§ **CONSIGNES**:
**1.** Dans le texte sur l'Algérie romaine, condensez sous forme de liste le paragraphe qui commence par « Tipasa était l'une des cités les plus importantes » en conservant ses faits principaux.
**2.** Recopiez sans modification les lignes des enregistrements, depuis la première jusqu'à celle qui contient « connection-edge2-to-xn xyxy=(1015,470,1446,1044) », toutes deux comprises.

§ **TEXTE FOURNI**:

########################################

L'Algérie romaine

Albert Camus a commencé sa carrière littéraire en rendant hommage aux ruines romaines oubliées de Tipasa et Djemila. L'Algérie est en effet, de toute l'Afrique, le pays où les vestiges du passage des Romains de l'Antiquité sont les plus nombreux et pourtant souvent les plus méconnus.

Les grands sites

Au V' siècle av. JC, les Phéniciens fondèrent un comptoir sur les bords de la Méditerranée : Tipasa.
Tipasa était l'une des cités les plus importantes du monde punique, elle jouait le rôle d'escale maritime et de lieu d'échange commercial. En 146 avant JC, les Romains annexaient le Maghreb, alors appelé Maurétanie. La cité évolua alors beaucoup et se para notamment d'une muraille pour la protéger (muraille détruite par la suite par les Vandales en l'an 430).
A la fin du 1er siècle, Tipasa était à son apogée. Puis, à l'ère chrétienne, le port continua d'attirer les marchands et voyageurs. Cette période laissa à la ville une basilique dont il ne reste que quelques vestiges. Les premières fouilles y furent effectuées en 1885. Le site de Tipasa fut inscrit au patrimoine mondial de l'UNESCO en 1982 : « Le site archéologique de Tipasa regroupe l'un des plus extraordinaires complexes archéologiques du Maghreb, et peut être le plus significatif pour l'étude des contacts entre les civilisations indigènes et les différentes vagues (le colonisation du VIe siècle avant J.-C. au VIe siècle de notre ère ».

########################################

§ **LISTE DES ENREGISTREMENTS**:
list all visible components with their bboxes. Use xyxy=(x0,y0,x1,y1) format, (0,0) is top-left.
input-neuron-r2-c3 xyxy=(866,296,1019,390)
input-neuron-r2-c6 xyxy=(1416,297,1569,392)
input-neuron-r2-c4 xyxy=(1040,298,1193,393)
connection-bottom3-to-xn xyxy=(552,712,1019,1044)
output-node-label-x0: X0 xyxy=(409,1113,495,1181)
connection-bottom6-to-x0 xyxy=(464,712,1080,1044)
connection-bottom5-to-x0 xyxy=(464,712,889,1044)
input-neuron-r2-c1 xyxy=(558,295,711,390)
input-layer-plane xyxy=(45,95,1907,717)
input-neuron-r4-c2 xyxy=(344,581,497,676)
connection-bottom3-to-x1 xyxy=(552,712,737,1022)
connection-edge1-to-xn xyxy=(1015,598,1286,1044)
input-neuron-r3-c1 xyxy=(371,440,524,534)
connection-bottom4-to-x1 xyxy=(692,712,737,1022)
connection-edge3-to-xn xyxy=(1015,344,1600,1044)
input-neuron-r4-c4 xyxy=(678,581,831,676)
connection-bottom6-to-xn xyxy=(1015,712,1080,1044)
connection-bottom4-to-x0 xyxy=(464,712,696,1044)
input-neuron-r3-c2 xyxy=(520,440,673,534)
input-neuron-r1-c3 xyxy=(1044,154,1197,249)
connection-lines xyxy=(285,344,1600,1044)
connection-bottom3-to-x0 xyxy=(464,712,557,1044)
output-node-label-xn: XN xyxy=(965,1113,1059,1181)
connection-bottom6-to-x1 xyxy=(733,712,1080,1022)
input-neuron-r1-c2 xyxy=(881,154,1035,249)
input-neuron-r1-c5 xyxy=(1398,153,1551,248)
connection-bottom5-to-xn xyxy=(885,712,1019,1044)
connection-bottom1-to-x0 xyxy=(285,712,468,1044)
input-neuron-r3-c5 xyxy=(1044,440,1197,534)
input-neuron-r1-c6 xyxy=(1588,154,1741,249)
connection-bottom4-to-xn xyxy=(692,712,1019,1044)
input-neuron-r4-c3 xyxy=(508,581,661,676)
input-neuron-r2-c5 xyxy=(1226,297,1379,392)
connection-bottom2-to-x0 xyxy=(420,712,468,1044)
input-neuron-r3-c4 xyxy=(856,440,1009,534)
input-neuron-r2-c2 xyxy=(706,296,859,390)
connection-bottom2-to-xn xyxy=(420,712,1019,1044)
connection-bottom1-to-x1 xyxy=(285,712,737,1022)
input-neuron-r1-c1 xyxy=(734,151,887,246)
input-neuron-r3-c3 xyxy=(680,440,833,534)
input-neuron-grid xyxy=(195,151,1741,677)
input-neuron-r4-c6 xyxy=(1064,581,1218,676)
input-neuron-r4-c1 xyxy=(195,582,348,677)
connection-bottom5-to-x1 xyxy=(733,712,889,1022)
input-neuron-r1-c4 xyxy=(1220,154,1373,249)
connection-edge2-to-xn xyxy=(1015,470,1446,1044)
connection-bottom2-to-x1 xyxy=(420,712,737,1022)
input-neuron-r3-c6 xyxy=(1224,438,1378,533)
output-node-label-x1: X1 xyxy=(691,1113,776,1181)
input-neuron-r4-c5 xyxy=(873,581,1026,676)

########################################

§ **RÉPONSES**:
**1.**
- Tipasa : l'une des cités majeures du monde punique, escale maritime et lieu d'échange commercial.
- 146 av. J.-C. : les Romains annexent le Maghreb, alors appelé Maurétanie.
- La cité évolue beaucoup et se dote notamment d'une muraille protectrice.
- Cette muraille est détruite par les Vandales en 430.

**2.**
list all visible components with their bboxes. Use xyxy=(x0,y0,x1,y1) format, (0,0) is top-left.
input-neuron-r2-c3 xyxy=(866,296,1019,390)
input-neuron-r2-c6 xyxy=(1416,297,1569,392)
input-neuron-r2-c4 xyxy=(1040,298,1193,393)
connection-bottom3-to-xn xyxy=(552,712,1019,1044)
output-node-label-x0: X0 xyxy=(409,1113,495,1181)
connection-bottom6-to-x0 xyxy=(464,712,1080,1044)
connection-bottom5-to-x0 xyxy=(464,712,889,1044)
input-neuron-r2-c1 xyxy=(558,295,711,390)
input-layer-plane xyxy=(45,95,1907,717)
input-neuron-r4-c2 xyxy=(344,581,497,676)
connection-bottom3-to-x1 xyxy=(552,712,737,1022)
connection-edge1-to-xn xyxy=(1015,598,1286,1044)
input-neuron-r3-c1 xyxy=(371,440,524,534)
connection-bottom4-to-x1 xyxy=(692,712,737,1022)
connection-edge3-to-xn xyxy=(1015,344,1600,1044)
input-neuron-r4-c4 xyxy=(678,581,831,676)
connection-bottom6-to-xn xyxy=(1015,712,1080,1044)
connection-bottom4-to-x0 xyxy=(464,712,696,1044)
input-neuron-r3-c2 xyxy=(520,440,673,534)
input-neuron-r1-c3 xyxy=(1044,154,1197,249)
connection-lines xyxy=(285,344,1600,1044)
connection-bottom3-to-x0 xyxy=(464,712,557,1044)
output-node-label-xn: XN xyxy=(965,1113,1059,1181)
connection-bottom6-to-x1 xyxy=(733,712,1080,1022)
input-neuron-r1-c2 xyxy=(881,154,1035,249)
input-neuron-r1-c5 xyxy=(1398,153,1551,248)
connection-bottom5-to-xn xyxy=(885,712,1019,1044)
connection-bottom1-to-x0 xyxy=(285,712,468,1044)
input-neuron-r3-c5 xyxy=(1044,440,1197,534)
input-neuron-r1-c6 xyxy=(1588,154,1741,249)
connection-bottom4-to-xn xyxy=(692,712,1019,1044)
input-neuron-r4-c3 xyxy=(508,581,661,676)
input-neuron-r2-c5 xyxy=(1226,297,1379,392)
connection-bottom2-to-x0 xyxy=(420,712,468,1044)
input-neuron-r3-c4 xyxy=(856,440,1009,534)
input-neuron-r2-c2 xyxy=(706,296,859,390)
connection-bottom2-to-xn xyxy=(420,712,1019,1044)
connection-bottom1-to-x1 xyxy=(285,712,737,1022)
input-neuron-r1-c1 xyxy=(734,151,887,246)
input-neuron-r3-c3 xyxy=(680,440,833,534)
input-neuron-grid xyxy=(195,151,1741,677)
input-neuron-r4-c6 xyxy=(1064,581,1218,676)
input-neuron-r4-c1 xyxy=(195,582,348,677)
connection-bottom5-to-x1 xyxy=(733,712,889,1022)
input-neuron-r1-c4 xyxy=(1220,154,1373,249)
connection-edge2-to-xn xyxy=(1015,470,1446,1044)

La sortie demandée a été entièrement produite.